RECORDED DATA —
--- start ---
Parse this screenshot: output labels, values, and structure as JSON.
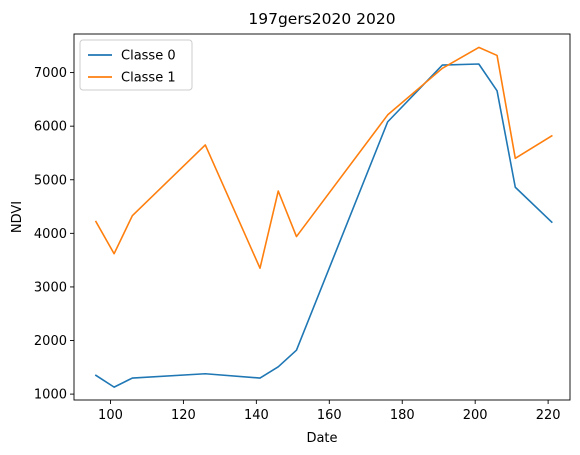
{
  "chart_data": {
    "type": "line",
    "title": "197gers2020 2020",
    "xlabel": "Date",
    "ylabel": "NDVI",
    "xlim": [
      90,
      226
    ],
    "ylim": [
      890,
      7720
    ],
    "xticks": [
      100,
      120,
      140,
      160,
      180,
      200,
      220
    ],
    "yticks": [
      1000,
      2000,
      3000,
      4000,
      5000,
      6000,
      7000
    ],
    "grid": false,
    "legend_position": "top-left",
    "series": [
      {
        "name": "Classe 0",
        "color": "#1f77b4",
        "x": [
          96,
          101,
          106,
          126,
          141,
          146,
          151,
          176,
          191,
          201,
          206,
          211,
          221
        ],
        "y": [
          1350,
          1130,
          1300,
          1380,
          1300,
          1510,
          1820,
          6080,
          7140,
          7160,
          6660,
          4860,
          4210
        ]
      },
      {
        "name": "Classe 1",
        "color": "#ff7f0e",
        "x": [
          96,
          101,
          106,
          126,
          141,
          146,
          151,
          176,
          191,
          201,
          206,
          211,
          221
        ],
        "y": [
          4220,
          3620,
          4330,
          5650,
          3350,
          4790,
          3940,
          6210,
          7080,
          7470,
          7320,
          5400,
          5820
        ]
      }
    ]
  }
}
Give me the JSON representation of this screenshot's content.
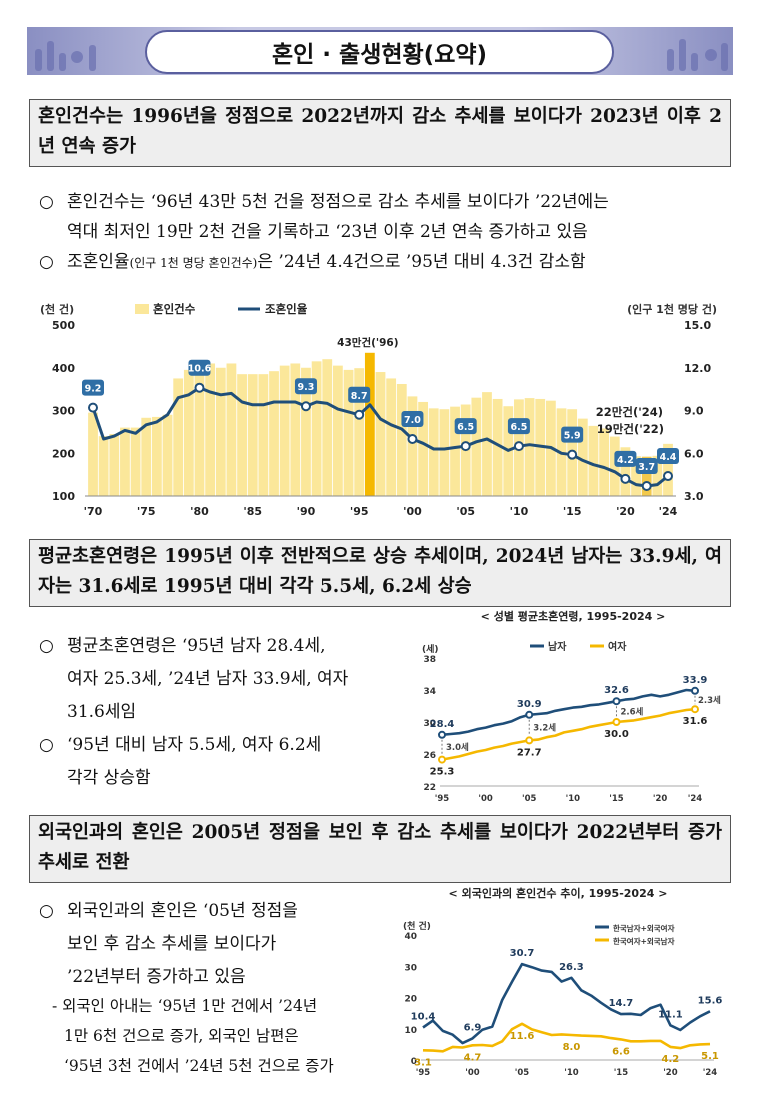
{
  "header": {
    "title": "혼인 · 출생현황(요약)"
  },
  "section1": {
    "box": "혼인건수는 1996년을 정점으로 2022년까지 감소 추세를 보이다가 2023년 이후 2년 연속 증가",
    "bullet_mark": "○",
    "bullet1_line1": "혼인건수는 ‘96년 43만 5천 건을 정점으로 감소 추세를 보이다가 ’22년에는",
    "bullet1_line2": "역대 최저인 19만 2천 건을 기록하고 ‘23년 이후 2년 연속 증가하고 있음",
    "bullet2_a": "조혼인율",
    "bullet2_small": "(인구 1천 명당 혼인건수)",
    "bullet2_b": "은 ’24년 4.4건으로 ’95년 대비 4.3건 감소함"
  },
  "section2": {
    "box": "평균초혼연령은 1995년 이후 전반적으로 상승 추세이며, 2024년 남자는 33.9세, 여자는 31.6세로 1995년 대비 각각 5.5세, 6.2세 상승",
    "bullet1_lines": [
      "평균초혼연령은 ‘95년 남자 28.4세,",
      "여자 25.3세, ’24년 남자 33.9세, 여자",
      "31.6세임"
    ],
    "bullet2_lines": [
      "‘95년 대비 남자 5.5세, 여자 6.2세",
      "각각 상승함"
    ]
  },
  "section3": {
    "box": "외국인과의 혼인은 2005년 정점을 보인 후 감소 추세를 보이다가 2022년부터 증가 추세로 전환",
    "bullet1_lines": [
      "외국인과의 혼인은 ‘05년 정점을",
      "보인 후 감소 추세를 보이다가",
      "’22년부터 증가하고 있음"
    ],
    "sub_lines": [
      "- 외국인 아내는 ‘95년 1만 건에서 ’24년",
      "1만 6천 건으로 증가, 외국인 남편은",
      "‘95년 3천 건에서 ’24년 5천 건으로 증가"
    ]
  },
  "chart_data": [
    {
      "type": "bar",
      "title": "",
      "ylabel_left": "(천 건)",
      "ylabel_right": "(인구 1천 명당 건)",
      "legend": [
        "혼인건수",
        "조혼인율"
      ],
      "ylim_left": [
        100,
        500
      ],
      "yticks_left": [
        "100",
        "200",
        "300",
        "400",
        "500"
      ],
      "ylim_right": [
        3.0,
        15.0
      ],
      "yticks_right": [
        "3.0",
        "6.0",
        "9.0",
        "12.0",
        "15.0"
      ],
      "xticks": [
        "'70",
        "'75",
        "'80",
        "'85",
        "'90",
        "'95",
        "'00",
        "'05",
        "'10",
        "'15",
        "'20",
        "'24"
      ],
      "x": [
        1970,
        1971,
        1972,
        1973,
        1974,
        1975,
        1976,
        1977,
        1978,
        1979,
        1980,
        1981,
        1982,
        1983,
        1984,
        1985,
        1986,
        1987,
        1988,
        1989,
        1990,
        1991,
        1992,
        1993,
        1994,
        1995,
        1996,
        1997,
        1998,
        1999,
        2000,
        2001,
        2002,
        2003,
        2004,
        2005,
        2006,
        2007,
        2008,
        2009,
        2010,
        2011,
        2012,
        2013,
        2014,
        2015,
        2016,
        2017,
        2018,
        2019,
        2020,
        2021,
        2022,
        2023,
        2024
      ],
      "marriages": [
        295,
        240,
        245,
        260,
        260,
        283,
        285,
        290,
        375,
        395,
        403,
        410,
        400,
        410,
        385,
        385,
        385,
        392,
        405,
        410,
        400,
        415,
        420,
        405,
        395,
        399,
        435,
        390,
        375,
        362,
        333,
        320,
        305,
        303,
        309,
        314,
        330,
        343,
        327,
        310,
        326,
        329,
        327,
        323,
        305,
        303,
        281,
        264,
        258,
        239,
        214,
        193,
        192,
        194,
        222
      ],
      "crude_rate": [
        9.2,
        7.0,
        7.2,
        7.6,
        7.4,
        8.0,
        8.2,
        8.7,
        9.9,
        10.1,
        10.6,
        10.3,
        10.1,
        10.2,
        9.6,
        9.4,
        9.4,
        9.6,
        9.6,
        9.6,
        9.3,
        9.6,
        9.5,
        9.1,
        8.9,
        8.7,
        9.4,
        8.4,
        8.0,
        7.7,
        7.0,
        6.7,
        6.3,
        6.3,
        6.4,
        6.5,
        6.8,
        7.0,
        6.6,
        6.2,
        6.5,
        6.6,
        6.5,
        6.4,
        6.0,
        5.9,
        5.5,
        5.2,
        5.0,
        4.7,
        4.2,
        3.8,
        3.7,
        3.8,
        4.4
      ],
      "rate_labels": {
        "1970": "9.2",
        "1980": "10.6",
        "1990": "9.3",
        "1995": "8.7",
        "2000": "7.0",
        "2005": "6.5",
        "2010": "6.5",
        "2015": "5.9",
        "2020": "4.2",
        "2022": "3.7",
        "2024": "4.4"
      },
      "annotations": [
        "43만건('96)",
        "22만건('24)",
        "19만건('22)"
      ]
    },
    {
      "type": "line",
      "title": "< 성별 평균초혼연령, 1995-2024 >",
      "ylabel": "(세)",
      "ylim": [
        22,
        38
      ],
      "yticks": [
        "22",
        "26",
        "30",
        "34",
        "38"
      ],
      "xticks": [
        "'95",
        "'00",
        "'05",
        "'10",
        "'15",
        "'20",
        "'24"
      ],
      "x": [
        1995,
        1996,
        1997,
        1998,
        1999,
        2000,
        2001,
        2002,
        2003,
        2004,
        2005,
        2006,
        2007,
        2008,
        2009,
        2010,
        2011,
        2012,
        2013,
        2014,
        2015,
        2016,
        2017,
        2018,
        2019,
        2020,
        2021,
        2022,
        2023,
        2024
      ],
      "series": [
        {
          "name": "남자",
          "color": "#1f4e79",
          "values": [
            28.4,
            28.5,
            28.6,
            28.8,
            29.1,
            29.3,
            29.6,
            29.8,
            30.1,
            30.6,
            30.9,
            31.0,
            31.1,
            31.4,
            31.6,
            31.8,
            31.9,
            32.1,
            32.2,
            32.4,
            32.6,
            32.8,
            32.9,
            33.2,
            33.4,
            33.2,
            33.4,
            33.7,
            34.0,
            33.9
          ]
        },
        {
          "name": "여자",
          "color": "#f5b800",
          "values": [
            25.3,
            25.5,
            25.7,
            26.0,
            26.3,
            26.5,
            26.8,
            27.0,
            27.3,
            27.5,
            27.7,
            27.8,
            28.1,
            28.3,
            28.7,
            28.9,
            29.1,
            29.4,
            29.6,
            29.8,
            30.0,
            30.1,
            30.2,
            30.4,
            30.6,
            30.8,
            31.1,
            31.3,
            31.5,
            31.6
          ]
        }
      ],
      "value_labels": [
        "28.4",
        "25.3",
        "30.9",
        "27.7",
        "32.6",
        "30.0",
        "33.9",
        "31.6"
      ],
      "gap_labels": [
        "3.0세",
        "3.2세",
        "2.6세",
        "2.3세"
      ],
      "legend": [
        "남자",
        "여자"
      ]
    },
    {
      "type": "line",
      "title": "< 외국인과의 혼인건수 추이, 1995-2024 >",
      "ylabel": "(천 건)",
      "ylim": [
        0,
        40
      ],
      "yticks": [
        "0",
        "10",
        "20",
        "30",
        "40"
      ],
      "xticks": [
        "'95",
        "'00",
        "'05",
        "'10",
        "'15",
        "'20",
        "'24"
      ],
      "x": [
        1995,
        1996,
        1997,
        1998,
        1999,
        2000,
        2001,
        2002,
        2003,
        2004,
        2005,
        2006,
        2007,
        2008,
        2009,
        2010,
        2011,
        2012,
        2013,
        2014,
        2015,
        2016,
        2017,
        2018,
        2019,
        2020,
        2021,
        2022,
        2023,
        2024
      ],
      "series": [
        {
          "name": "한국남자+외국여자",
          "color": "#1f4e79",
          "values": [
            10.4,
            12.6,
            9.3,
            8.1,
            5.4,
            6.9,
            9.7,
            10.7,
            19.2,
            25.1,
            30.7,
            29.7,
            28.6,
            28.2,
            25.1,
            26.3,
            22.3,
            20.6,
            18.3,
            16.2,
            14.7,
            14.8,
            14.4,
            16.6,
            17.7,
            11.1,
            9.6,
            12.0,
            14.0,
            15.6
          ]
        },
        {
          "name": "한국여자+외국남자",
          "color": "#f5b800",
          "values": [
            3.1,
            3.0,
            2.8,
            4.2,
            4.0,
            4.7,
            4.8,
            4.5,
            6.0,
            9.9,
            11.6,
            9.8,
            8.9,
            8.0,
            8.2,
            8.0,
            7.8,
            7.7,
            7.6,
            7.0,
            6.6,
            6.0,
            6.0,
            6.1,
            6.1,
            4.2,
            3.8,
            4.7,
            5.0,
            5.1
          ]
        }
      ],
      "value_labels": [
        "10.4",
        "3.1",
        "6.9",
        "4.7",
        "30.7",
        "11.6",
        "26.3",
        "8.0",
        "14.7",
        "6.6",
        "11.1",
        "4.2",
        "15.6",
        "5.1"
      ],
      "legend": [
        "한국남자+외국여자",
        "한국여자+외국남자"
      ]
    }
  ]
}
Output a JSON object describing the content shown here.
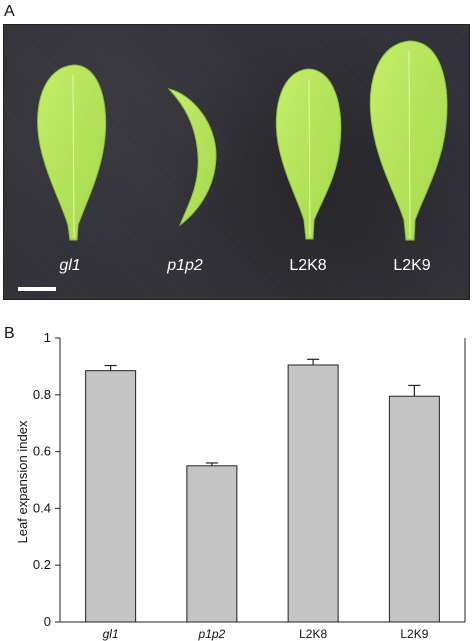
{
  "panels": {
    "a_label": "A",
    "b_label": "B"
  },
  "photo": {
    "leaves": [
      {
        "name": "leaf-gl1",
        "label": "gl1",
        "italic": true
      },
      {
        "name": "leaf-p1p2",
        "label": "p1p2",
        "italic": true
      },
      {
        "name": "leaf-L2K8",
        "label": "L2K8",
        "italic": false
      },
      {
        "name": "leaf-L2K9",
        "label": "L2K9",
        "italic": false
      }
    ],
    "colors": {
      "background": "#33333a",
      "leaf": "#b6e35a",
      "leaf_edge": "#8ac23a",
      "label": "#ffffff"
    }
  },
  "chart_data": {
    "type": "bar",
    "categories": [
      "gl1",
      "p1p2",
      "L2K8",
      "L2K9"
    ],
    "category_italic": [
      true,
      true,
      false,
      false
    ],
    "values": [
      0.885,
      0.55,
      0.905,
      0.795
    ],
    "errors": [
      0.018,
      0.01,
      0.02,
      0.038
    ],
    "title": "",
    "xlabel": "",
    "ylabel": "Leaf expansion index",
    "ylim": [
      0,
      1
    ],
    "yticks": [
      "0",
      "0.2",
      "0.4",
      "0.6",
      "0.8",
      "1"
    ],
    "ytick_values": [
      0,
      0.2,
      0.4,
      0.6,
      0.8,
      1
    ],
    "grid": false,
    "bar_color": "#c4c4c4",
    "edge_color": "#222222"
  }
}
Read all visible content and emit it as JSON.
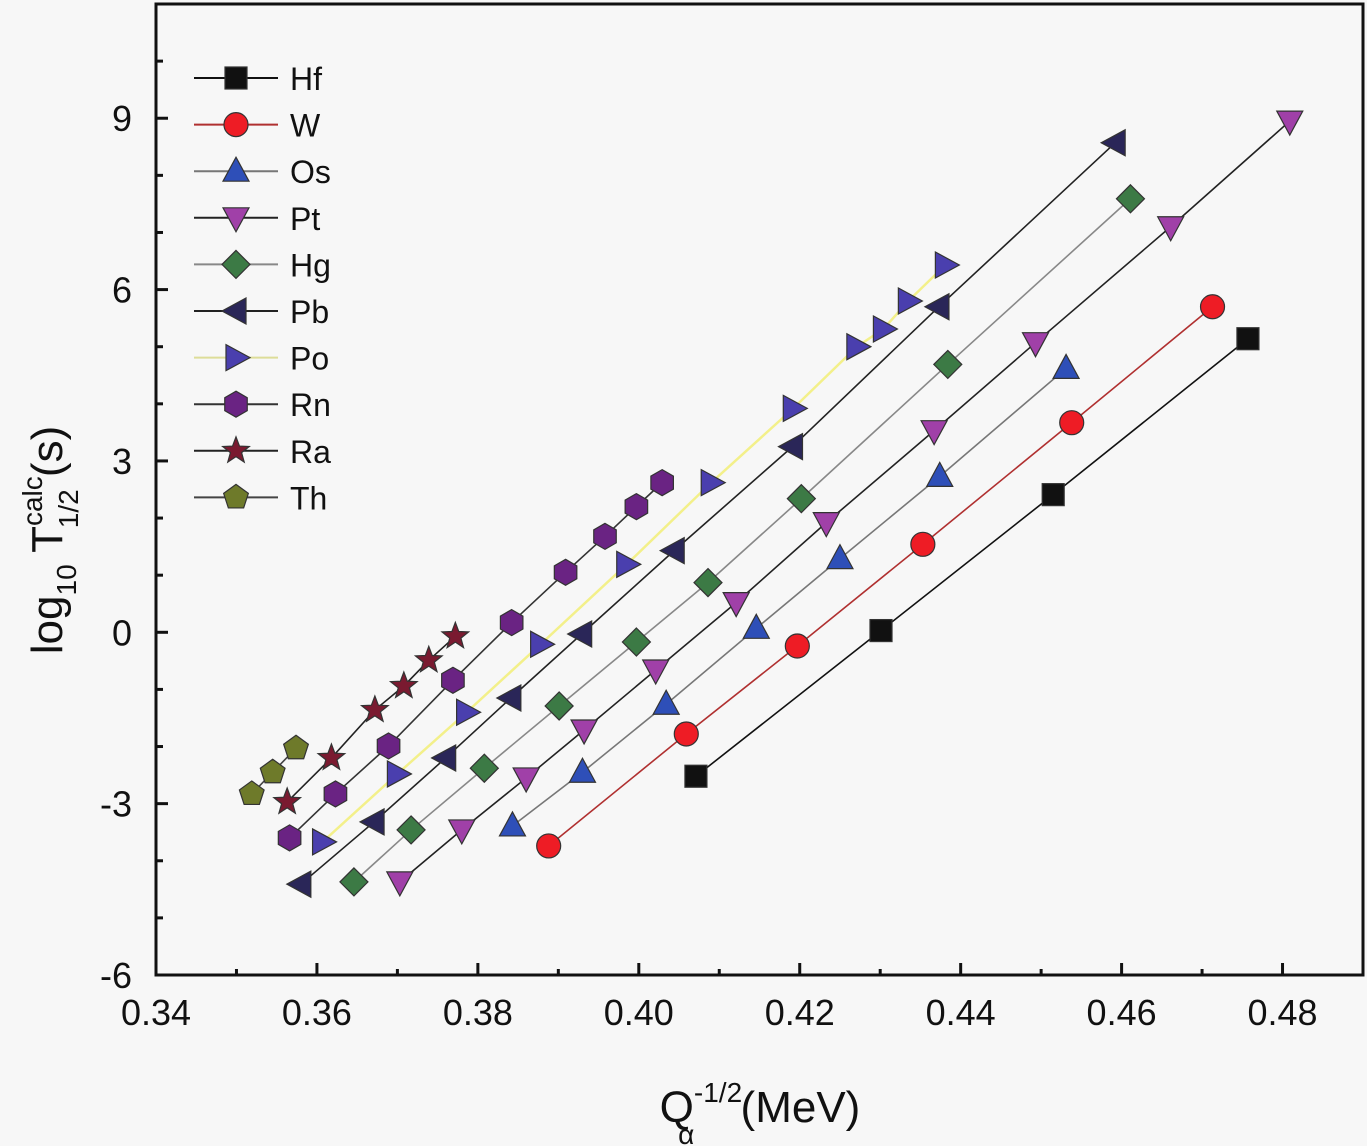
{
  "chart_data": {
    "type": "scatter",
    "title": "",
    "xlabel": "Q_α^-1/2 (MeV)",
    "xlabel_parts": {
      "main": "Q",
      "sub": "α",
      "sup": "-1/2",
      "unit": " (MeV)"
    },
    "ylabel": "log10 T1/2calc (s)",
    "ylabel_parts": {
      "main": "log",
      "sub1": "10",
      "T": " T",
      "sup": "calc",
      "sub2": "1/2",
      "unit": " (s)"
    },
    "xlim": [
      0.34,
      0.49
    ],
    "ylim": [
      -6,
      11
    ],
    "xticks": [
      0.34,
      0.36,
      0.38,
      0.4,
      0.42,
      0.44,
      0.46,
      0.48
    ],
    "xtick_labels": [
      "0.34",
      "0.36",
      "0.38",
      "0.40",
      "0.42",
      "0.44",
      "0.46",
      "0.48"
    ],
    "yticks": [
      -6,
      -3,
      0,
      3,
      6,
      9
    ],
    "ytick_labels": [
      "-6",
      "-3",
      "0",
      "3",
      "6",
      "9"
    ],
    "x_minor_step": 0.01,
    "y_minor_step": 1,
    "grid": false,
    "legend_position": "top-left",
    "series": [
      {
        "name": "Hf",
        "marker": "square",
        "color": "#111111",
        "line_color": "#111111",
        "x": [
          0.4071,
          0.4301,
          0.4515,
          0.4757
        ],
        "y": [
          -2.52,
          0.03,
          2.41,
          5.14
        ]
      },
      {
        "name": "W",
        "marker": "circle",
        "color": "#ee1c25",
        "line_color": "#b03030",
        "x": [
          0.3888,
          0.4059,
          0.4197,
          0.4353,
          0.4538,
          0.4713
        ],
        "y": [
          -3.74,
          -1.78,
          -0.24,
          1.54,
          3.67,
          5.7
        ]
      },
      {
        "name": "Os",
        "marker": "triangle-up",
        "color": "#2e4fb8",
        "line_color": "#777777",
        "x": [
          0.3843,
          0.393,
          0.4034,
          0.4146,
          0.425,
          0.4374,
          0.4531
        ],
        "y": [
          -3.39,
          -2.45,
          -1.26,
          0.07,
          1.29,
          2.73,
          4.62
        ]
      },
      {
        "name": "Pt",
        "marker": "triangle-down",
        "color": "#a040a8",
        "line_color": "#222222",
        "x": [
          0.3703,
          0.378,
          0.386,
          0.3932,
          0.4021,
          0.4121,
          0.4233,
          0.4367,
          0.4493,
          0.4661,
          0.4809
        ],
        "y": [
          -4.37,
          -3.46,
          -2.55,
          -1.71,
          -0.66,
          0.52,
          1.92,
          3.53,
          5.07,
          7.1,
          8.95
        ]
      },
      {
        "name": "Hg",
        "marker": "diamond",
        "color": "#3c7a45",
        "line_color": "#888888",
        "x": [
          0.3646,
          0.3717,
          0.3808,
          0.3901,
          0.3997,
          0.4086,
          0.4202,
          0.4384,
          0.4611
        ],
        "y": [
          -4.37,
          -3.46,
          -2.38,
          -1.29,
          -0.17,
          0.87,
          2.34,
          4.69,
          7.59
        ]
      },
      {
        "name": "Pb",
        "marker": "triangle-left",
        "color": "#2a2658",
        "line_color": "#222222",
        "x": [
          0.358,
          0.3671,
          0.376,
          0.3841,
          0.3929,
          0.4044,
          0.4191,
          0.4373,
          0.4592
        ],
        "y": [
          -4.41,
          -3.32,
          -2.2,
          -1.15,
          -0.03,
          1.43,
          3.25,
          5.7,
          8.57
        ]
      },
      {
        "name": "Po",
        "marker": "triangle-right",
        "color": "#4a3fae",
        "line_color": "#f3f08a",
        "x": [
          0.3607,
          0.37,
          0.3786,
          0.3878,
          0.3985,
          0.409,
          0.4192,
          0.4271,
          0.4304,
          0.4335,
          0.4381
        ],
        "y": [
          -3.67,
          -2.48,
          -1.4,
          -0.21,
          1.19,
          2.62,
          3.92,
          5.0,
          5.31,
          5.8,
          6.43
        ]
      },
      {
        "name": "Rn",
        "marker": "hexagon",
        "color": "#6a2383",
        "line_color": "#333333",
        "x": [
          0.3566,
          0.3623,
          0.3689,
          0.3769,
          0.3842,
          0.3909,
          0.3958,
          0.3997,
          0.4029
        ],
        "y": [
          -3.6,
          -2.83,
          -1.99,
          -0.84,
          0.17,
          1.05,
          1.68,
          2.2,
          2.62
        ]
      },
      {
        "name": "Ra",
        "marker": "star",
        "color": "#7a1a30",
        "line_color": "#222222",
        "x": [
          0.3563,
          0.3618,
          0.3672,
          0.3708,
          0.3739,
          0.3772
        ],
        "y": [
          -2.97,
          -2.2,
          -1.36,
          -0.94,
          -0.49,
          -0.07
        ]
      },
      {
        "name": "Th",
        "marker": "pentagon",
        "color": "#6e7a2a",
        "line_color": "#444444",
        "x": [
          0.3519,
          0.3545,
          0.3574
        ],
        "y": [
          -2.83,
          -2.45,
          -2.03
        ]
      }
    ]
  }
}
--- end ---
Select every line in the records above that contains the word "혼인건수는".

    "box": "혼인건수는 1996년을 정점으로 2022년까지 감소 추세를 보이다가 2023년 이후 2년 연속 증가",
    "bullet1_line1": "혼인건수는 ‘96년 43만 5천 건을 정점으로 감소 추세를 보이다가 ’22년에는",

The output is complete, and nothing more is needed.